__Brief__
Omit the images, then print each record below exactly as it reads.

>> BEGIN Information shown

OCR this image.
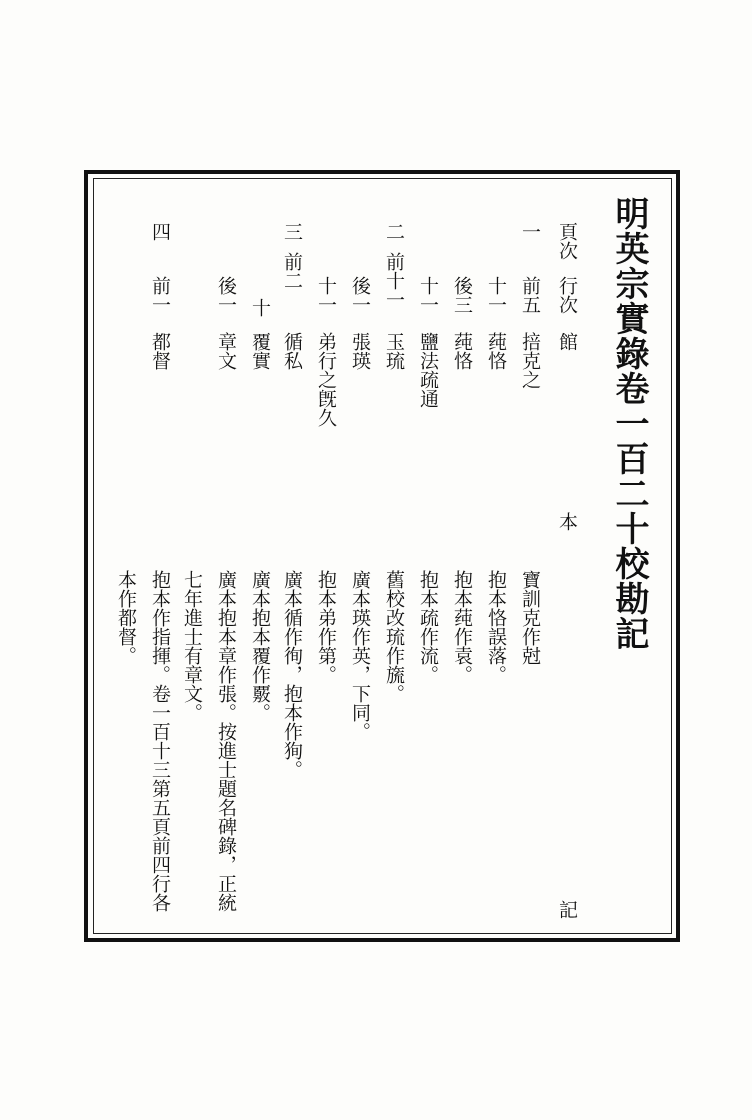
明英宗實錄卷一百二十校勘記
頁次
行次
館
本
記
一
前五
掊克之
寶訓克作尅
十一
莼恪
抱本恪誤落。
後三
莼恪
抱本莼作袁。
十一
鹽法疏通
抱本疏作流。
二
前十一
玉琉
舊校改琉作旒。
後一
張瑛
廣本瑛作英，下同。
十一
弟行之旣久
抱本弟作第。
三
前二
循私
廣本循作徇，抱本作狥。
十
覆實
廣本抱本覆作覈。
後一
章文
廣本抱本章作張。按進士題名碑錄，正統
七年進士有章文。
四
前一
都督
抱本作指揮。卷一百十三第五頁前四行各
本作都督。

>> END Information shown

__Reply to the task__
OCR this image.
明英宗實錄卷一百二十校勘記
頁次
行次
館
本
記
一
前五
掊克之
寶訓克作尅
十一
莼恪
抱本恪誤落。
後三
莼恪
抱本莼作袁。
十一
鹽法疏通
抱本疏作流。
二
前十一
玉琉
舊校改琉作旒。
後一
張瑛
廣本瑛作英，下同。
十一
弟行之旣久
抱本弟作第。
三
前二
循私
廣本循作徇，抱本作狥。
十
覆實
廣本抱本覆作覈。
後一
章文
廣本抱本章作張。按進士題名碑錄，正統
七年進士有章文。
四
前一
都督
抱本作指揮。卷一百十三第五頁前四行各
本作都督。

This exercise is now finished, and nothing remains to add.